▶ [What you will do] Spot each line that carries the word "image"; copy those lines.

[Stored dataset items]
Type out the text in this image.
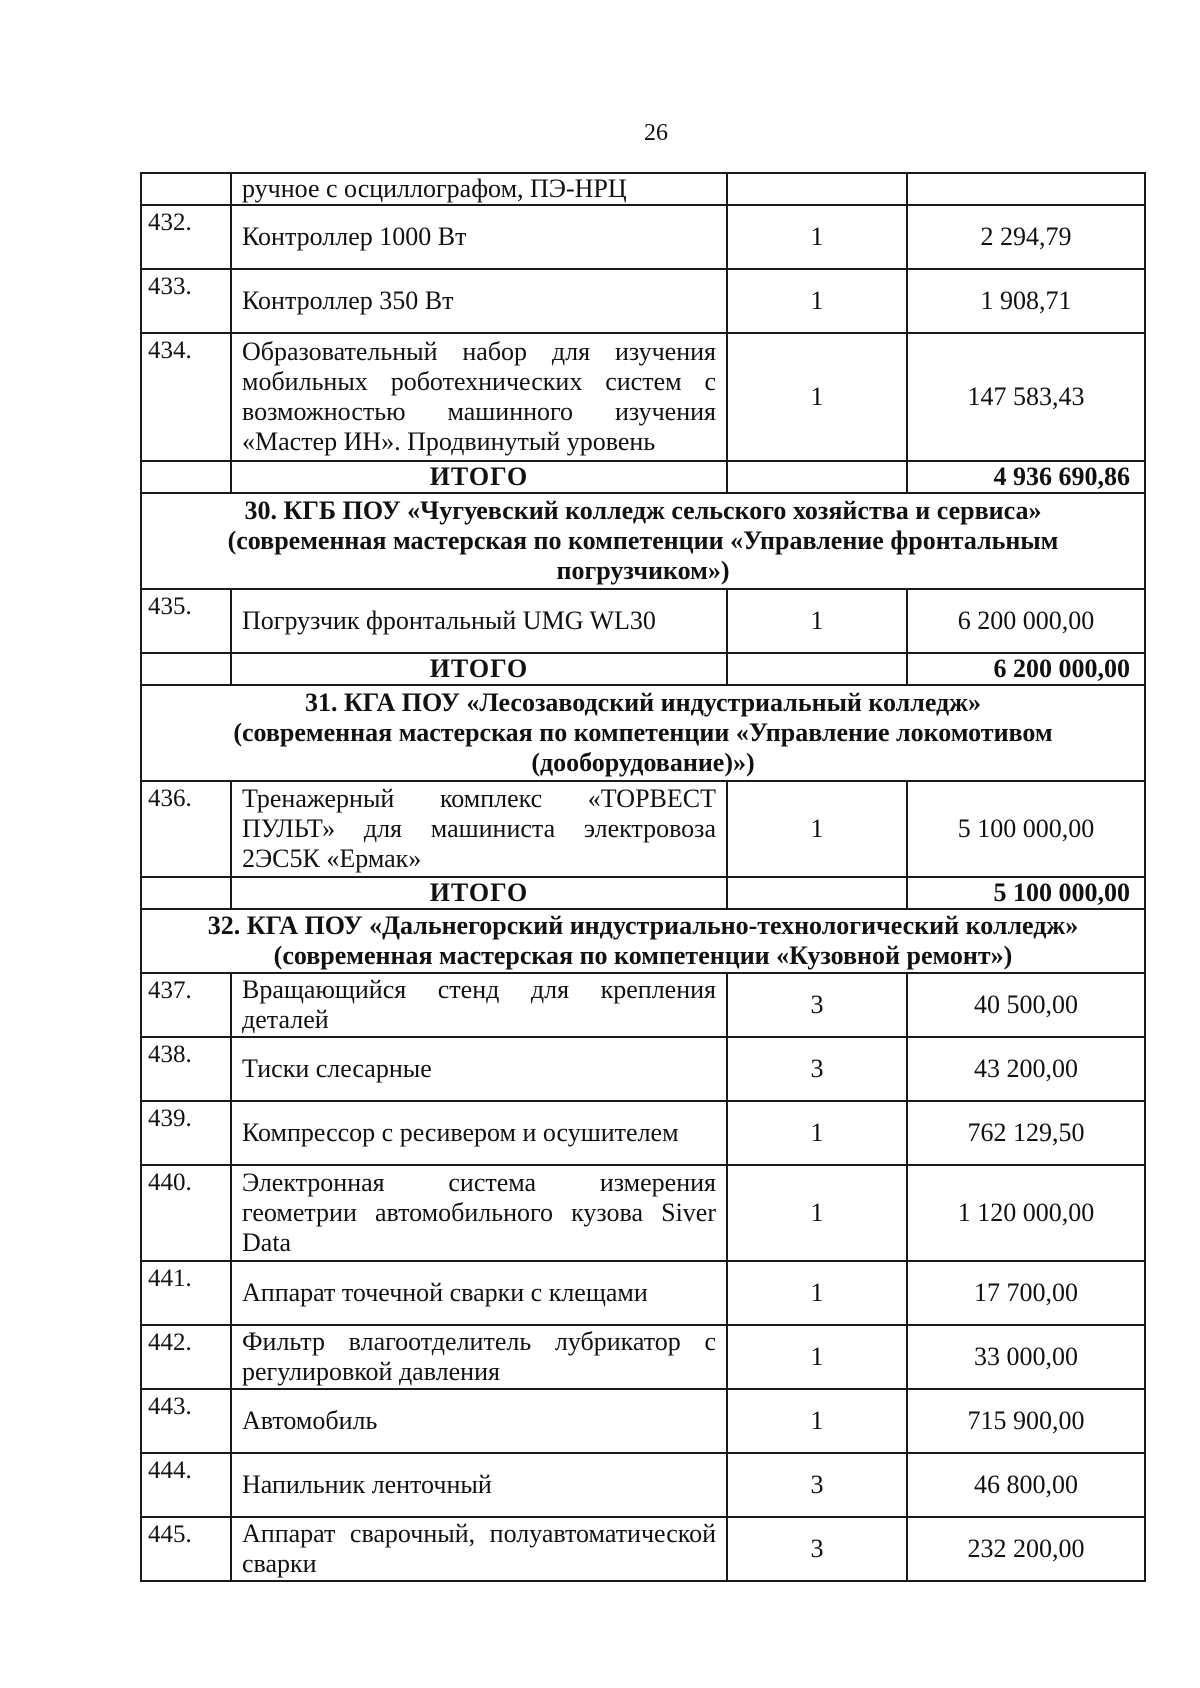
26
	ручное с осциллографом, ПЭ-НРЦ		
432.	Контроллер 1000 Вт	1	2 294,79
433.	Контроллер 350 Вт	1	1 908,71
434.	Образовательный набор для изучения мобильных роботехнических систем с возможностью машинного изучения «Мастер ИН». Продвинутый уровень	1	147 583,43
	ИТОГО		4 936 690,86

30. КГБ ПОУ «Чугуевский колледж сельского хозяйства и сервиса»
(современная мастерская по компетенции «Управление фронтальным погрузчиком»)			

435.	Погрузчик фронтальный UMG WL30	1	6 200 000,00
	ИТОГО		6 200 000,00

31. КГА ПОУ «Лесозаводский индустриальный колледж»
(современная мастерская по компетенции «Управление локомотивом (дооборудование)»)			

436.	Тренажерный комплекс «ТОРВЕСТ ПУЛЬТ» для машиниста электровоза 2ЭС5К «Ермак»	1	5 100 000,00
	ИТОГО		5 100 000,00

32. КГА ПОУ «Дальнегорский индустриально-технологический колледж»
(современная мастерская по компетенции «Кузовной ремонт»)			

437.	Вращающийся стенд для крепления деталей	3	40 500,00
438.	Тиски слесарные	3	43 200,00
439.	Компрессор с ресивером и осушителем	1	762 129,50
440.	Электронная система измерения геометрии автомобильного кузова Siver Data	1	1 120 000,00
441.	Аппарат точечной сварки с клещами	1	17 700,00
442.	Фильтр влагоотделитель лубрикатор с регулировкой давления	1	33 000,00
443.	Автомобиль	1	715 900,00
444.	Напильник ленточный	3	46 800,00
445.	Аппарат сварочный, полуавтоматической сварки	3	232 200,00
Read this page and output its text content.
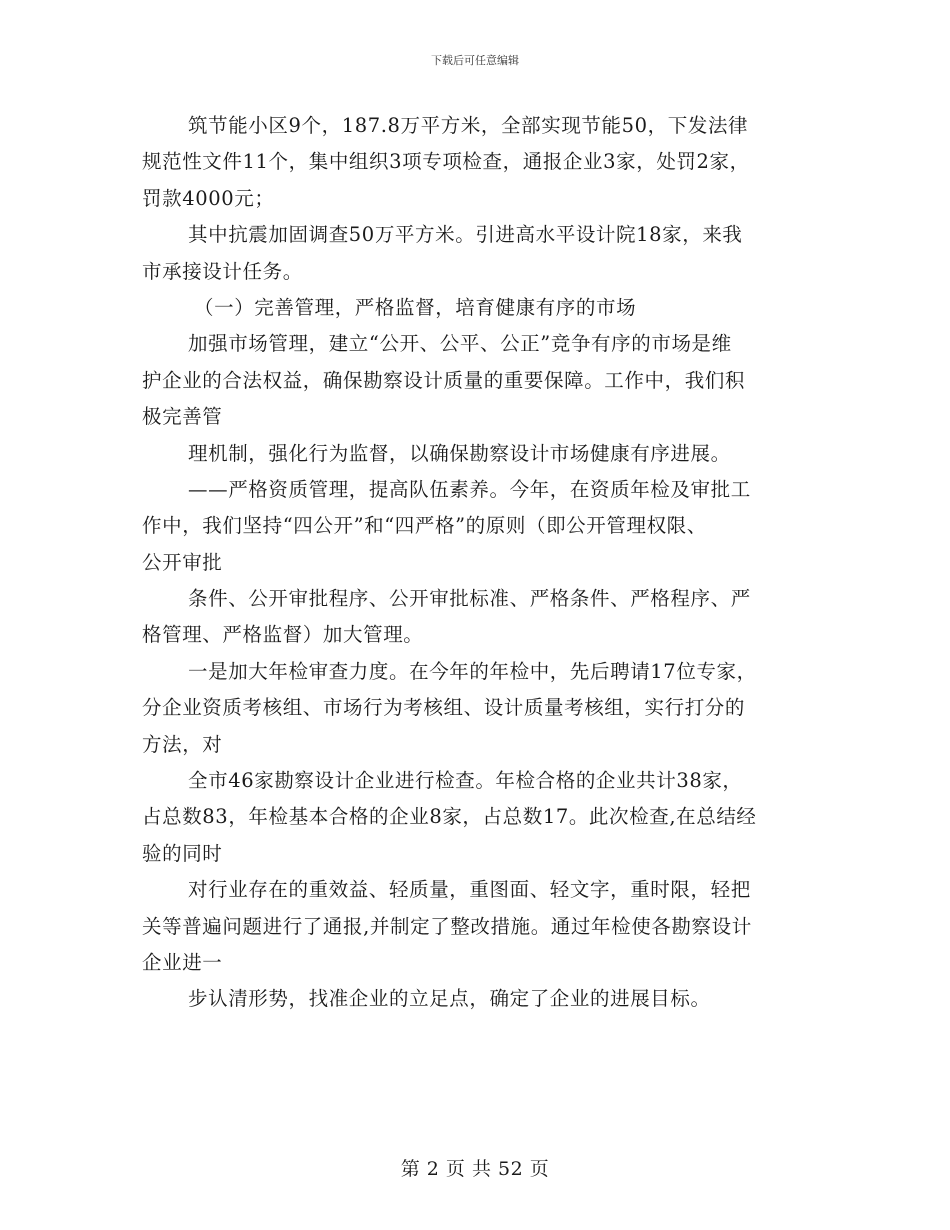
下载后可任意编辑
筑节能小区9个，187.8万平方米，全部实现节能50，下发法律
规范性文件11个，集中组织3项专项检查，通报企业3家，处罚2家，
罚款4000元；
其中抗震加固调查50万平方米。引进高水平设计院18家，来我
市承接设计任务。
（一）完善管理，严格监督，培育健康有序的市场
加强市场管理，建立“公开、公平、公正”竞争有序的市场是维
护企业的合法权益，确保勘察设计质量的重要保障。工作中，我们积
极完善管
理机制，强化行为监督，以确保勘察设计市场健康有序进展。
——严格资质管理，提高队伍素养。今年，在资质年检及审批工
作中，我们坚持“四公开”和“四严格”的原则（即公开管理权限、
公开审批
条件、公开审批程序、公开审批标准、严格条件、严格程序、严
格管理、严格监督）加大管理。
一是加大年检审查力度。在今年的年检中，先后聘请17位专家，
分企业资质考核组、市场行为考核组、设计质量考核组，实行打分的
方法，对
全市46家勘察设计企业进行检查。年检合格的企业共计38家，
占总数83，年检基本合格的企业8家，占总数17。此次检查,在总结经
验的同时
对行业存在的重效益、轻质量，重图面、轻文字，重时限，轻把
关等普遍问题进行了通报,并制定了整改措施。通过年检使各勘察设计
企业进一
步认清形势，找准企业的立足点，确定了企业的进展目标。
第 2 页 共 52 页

--

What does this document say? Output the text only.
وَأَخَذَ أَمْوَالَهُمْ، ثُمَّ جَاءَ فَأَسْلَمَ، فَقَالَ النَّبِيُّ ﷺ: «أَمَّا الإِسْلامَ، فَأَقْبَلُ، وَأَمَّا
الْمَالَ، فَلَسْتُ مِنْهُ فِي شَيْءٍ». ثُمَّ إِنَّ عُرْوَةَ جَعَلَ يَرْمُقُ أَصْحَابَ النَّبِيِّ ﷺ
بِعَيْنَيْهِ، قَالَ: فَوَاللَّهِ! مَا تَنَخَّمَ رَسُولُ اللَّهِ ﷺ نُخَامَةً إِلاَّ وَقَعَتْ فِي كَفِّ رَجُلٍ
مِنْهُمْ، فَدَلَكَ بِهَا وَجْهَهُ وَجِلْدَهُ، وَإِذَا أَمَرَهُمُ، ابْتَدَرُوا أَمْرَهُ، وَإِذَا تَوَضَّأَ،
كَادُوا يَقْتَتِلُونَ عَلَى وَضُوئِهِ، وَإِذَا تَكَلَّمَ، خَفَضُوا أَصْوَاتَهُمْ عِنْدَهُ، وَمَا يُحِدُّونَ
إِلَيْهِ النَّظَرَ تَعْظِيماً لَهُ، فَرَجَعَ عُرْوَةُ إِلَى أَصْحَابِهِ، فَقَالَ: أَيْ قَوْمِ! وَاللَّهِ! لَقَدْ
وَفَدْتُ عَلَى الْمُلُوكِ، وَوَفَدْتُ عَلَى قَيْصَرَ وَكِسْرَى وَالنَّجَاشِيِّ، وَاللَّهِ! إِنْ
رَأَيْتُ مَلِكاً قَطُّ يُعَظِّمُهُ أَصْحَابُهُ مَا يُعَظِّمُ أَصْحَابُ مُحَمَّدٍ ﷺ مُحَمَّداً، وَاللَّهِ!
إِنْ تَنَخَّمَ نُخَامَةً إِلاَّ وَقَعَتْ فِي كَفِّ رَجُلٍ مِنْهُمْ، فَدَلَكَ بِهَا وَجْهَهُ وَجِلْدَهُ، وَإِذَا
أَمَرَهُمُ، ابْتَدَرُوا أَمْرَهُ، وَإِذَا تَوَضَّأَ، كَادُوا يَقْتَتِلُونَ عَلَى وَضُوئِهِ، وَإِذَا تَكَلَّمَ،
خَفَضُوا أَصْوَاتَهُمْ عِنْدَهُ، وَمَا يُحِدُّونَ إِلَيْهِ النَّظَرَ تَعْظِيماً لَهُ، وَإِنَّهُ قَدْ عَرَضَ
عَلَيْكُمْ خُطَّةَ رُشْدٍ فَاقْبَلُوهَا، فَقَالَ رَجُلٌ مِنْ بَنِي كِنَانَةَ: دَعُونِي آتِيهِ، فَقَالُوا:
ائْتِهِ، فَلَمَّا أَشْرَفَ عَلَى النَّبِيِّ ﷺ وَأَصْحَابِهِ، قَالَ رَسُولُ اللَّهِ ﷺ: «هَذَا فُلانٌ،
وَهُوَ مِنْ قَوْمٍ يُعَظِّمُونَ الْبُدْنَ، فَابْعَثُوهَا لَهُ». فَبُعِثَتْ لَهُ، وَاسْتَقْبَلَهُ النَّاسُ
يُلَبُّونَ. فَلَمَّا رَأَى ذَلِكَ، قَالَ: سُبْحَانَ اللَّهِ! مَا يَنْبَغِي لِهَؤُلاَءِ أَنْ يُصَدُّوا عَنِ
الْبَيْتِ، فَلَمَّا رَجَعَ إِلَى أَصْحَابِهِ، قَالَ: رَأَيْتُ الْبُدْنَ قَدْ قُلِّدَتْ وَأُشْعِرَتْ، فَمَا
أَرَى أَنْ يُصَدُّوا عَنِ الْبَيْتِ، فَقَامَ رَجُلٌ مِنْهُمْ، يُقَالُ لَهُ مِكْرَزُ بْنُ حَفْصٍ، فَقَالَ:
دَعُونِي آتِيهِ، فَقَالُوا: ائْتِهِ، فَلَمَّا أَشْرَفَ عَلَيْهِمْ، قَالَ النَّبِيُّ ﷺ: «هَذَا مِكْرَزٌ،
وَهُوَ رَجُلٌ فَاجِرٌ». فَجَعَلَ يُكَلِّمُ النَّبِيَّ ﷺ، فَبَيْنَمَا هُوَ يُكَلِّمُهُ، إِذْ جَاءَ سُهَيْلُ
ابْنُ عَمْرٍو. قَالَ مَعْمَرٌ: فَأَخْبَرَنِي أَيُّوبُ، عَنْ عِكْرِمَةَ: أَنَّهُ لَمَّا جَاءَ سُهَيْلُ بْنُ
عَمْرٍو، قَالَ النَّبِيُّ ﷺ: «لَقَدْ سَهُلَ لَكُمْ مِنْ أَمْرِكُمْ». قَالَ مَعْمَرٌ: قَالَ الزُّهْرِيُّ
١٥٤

==

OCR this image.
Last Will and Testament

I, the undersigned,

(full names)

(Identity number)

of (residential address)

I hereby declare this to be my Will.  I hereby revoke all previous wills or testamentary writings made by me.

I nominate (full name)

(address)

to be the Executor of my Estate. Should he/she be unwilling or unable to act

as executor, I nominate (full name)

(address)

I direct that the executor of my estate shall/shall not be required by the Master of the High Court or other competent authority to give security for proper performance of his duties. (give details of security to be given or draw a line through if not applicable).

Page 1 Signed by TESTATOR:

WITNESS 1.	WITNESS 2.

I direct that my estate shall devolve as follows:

▶ [Correct output]
Type out the text in this image.
OCR this image.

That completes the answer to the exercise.